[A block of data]
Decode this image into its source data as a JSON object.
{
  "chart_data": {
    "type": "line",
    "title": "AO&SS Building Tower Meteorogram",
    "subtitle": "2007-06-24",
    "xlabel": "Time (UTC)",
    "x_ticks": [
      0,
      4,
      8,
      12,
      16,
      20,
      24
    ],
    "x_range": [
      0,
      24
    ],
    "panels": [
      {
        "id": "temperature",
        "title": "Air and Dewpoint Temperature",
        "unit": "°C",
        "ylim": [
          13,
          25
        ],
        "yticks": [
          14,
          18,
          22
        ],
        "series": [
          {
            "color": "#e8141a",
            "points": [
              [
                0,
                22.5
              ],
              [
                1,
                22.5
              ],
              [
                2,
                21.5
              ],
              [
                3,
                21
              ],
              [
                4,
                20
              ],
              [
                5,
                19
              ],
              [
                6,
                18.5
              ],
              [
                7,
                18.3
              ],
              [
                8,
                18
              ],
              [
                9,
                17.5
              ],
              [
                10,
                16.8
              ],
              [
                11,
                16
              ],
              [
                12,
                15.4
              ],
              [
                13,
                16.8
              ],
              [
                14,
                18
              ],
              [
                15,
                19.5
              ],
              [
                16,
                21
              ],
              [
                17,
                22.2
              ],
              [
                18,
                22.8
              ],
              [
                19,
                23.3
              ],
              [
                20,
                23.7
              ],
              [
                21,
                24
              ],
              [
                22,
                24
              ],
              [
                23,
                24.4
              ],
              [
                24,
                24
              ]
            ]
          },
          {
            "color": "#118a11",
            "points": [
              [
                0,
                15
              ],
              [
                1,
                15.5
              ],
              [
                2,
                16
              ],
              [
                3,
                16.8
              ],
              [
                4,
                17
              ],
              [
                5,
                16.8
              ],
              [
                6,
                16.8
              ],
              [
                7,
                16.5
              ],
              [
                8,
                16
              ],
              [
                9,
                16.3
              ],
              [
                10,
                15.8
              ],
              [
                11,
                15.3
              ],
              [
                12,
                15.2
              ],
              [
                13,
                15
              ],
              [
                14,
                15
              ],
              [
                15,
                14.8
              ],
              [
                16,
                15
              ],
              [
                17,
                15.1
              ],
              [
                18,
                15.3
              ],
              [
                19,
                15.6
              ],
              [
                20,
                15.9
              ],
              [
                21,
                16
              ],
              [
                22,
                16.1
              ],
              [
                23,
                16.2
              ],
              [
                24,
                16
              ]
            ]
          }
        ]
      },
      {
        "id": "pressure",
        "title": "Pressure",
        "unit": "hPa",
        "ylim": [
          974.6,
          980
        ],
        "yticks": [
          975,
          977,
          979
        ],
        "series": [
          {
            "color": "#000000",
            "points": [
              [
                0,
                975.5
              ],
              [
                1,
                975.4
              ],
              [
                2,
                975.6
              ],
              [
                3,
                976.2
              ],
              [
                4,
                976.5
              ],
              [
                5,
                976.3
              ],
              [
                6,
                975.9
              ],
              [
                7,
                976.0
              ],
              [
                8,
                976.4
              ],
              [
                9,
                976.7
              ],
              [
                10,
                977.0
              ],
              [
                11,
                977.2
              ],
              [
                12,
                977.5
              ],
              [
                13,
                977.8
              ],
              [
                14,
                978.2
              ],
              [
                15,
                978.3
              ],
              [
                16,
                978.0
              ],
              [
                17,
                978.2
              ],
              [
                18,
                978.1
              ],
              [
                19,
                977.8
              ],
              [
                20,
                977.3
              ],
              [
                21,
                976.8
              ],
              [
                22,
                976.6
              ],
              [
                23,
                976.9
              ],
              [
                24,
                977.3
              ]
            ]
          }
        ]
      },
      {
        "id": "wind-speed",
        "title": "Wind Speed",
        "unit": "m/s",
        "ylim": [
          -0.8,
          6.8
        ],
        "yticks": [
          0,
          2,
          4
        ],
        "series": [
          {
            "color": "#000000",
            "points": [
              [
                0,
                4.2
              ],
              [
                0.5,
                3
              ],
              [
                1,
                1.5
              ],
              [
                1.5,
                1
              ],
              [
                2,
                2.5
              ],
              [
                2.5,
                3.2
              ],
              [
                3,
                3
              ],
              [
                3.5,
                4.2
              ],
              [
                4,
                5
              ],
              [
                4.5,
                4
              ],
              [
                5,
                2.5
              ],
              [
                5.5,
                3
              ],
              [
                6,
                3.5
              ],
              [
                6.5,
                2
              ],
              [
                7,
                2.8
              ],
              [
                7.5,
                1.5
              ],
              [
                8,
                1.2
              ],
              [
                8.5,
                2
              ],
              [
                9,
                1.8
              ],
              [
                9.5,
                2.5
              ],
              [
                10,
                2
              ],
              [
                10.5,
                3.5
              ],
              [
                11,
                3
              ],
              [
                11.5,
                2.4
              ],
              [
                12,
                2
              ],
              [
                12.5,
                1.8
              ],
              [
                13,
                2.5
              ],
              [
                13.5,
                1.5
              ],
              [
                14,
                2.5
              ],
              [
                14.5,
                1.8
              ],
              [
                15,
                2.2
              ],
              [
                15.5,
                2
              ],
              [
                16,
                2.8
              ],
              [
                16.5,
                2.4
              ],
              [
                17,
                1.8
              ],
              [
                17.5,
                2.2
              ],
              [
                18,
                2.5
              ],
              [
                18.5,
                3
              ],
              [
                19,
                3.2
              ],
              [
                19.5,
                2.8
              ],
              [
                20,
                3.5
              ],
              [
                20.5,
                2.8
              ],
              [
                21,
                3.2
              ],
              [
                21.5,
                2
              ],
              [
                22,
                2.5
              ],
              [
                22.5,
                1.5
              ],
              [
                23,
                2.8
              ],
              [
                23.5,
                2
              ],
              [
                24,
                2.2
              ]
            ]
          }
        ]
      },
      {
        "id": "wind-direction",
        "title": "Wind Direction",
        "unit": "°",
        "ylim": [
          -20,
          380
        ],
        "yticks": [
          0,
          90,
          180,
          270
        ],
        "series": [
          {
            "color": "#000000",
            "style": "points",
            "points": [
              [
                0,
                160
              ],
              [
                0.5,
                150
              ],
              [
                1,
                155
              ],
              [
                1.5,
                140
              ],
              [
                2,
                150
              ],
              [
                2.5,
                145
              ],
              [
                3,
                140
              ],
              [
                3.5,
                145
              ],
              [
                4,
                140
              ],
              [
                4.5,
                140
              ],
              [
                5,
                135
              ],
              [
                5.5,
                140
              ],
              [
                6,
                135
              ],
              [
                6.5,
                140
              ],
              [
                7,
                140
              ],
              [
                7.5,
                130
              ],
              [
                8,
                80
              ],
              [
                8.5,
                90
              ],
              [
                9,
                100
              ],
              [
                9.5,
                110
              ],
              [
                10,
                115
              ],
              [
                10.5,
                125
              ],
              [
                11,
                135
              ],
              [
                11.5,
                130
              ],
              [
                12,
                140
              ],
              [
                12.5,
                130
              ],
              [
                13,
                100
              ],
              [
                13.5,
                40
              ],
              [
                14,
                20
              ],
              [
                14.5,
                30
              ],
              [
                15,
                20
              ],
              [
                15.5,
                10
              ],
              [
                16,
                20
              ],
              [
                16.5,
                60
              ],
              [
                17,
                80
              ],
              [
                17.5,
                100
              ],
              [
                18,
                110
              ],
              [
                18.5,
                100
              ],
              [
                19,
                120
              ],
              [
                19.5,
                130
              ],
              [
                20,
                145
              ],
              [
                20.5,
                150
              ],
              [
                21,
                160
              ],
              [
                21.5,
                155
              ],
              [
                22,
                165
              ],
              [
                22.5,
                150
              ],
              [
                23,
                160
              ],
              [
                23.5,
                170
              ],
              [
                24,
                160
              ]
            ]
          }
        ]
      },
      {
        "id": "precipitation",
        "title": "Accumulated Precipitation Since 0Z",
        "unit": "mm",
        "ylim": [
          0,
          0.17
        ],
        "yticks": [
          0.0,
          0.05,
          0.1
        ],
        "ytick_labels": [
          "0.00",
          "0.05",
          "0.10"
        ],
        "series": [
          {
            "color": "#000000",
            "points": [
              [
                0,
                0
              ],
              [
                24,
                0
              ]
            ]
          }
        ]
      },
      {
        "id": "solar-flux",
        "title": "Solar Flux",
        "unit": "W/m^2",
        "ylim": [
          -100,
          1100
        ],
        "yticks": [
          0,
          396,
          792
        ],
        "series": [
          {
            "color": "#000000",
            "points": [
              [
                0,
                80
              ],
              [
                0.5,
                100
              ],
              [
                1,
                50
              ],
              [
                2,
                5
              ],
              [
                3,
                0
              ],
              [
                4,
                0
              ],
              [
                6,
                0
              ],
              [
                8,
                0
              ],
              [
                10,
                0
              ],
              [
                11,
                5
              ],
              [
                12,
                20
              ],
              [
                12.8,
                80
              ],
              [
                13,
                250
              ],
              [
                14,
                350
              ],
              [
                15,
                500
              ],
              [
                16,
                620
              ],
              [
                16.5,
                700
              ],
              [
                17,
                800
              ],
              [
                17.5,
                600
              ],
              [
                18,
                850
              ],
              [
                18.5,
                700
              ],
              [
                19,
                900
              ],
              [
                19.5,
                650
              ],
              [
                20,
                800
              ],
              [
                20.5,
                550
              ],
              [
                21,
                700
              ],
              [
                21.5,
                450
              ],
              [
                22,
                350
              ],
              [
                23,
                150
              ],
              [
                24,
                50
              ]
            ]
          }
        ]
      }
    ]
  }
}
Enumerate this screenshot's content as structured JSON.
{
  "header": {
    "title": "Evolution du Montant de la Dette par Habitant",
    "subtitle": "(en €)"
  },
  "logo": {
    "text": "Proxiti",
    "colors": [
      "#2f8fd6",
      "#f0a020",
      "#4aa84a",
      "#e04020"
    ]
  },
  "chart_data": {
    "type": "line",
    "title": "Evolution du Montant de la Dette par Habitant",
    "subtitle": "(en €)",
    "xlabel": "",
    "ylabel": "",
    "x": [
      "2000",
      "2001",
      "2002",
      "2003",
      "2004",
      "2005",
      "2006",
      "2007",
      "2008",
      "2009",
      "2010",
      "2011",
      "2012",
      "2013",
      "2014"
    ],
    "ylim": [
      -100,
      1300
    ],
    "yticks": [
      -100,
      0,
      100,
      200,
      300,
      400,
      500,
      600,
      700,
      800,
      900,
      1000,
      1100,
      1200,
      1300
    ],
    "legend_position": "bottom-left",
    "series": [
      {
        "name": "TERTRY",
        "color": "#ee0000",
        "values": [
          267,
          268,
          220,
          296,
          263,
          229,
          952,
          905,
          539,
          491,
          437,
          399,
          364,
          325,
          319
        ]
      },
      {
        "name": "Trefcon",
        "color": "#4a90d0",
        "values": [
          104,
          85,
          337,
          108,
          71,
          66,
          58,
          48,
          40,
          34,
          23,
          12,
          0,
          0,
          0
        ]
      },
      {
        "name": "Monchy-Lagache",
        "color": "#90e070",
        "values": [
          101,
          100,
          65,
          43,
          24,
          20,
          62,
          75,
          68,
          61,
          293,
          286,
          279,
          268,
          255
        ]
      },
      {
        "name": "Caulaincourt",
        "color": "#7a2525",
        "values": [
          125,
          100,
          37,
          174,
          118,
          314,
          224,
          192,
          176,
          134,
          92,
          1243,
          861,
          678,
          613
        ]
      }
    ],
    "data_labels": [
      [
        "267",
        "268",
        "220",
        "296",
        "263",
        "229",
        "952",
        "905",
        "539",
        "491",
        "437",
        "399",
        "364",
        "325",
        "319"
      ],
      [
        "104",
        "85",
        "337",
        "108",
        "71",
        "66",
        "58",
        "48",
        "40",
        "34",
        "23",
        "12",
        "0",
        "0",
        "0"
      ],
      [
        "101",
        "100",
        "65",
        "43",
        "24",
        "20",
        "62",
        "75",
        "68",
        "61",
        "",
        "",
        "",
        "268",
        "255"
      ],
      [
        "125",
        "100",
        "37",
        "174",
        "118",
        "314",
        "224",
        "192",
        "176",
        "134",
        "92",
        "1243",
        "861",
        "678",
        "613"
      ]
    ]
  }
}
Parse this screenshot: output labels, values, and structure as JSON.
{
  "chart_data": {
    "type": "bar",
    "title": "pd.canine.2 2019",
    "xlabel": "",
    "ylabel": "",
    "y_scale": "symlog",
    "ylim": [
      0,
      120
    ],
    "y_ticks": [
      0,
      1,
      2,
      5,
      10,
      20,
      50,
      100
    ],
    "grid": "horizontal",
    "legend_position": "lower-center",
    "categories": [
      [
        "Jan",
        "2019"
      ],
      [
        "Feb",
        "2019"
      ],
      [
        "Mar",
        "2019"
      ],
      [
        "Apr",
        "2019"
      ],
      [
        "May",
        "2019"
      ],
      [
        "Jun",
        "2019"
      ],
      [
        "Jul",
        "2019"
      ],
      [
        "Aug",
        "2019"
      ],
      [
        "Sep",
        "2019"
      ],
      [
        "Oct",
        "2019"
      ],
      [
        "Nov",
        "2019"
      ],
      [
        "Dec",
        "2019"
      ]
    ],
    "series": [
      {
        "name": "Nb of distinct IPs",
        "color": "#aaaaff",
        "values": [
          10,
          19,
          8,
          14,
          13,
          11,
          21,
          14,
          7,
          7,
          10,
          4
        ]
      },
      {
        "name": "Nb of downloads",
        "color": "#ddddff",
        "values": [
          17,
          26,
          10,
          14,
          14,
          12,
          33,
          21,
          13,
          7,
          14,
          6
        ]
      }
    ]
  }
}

> [WHAT THE TASK REQUIRES] Copy each line above that contains the string "screenshot".

> [TASK ANSWER]
Enumerate this screenshot's content as structured JSON.
Parse this screenshot: output labels, values, and structure as JSON.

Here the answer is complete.